## Given problem
From the entries below, copy every line where the string "enfermera" appears.
▽
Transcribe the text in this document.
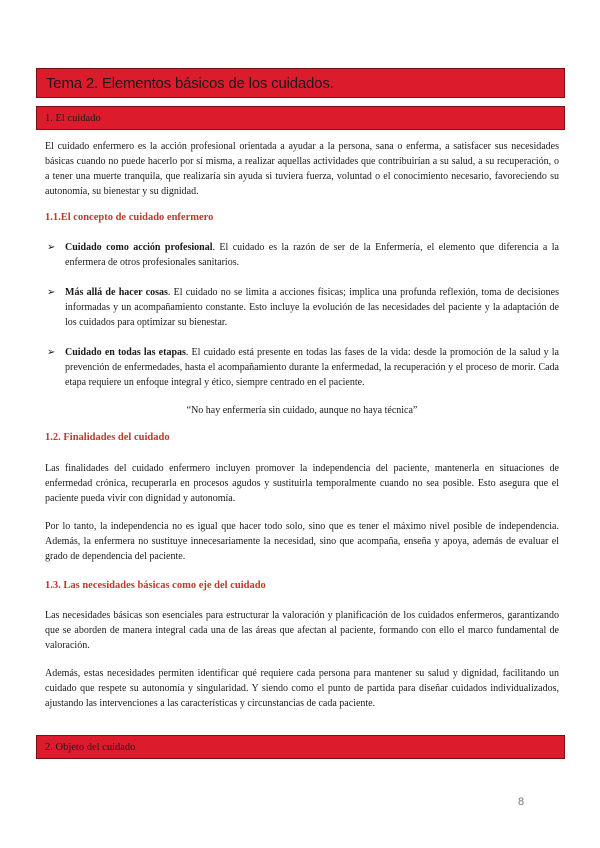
Tema 2. Elementos básicos de los cuidados.
1. El cuidado

El cuidado enfermero es la acción profesional orientada a ayudar a la persona, sana o enferma, a satisfacer sus necesidades básicas cuando no puede hacerlo por sí misma, a realizar aquellas actividades que contribuirían a su salud, a su recuperación, o a tener una muerte tranquila, que realizaría sin ayuda si tuviera fuerza, voluntad o el conocimiento necesario, favoreciendo su autonomía, su bienestar y su dignidad.

1.1.El concepto de cuidado enfermero

➢ Cuidado como acción profesional. El cuidado es la razón de ser de la Enfermería, el elemento que diferencia a la enfermera de otros profesionales sanitarios.
➢ Más allá de hacer cosas. El cuidado no se limita a acciones físicas; implica una profunda reflexión, toma de decisiones informadas y un acompañamiento constante. Esto incluye la evolución de las necesidades del paciente y la adaptación de los cuidados para optimizar su bienestar.
➢ Cuidado en todas las etapas. El cuidado está presente en todas las fases de la vida: desde la promoción de la salud y la prevención de enfermedades, hasta el acompañamiento durante la enfermedad, la recuperación y el proceso de morir. Cada etapa requiere un enfoque integral y ético, siempre centrado en el paciente.
“No hay enfermería sin cuidado, aunque no haya técnica”

1.2. Finalidades del cuidado

Las finalidades del cuidado enfermero incluyen promover la independencia del paciente, mantenerla en situaciones de enfermedad crónica, recuperarla en procesos agudos y sustituirla temporalmente cuando no sea posible. Esto asegura que el paciente pueda vivir con dignidad y autonomía.

Por lo tanto, la independencia no es igual que hacer todo solo, sino que es tener el máximo nivel posible de independencia. Además, la enfermera no sustituye innecesariamente la necesidad, sino que acompaña, enseña y apoya, además de evaluar el grado de dependencia del paciente.

1.3. Las necesidades básicas como eje del cuidado

Las necesidades básicas son esenciales para estructurar la valoración y planificación de los cuidados enfermeros, garantizando que se aborden de manera integral cada una de las áreas que afectan al paciente, formando con ello el marco fundamental de valoración.

Además, estas necesidades permiten identificar qué requiere cada persona para mantener su salud y dignidad, facilitando un cuidado que respete su autonomía y singularidad. Y siendo como el punto de partida para diseñar cuidados individualizados, ajustando las intervenciones a las características y circunstancias de cada paciente.

2. Objeto del cuidado
8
△
## Result of the task
➢ Cuidado como acción profesional. El cuidado es la razón de ser de la Enfermería, el elemento que diferencia a la enfermera de otros profesionales sanitarios.
Por lo tanto, la independencia no es igual que hacer todo solo, sino que es tener el máximo nivel posible de independencia. Además, la enfermera no sustituye innecesariamente la necesidad, sino que acompaña, enseña y apoya, además de evaluar el grado de dependencia del paciente.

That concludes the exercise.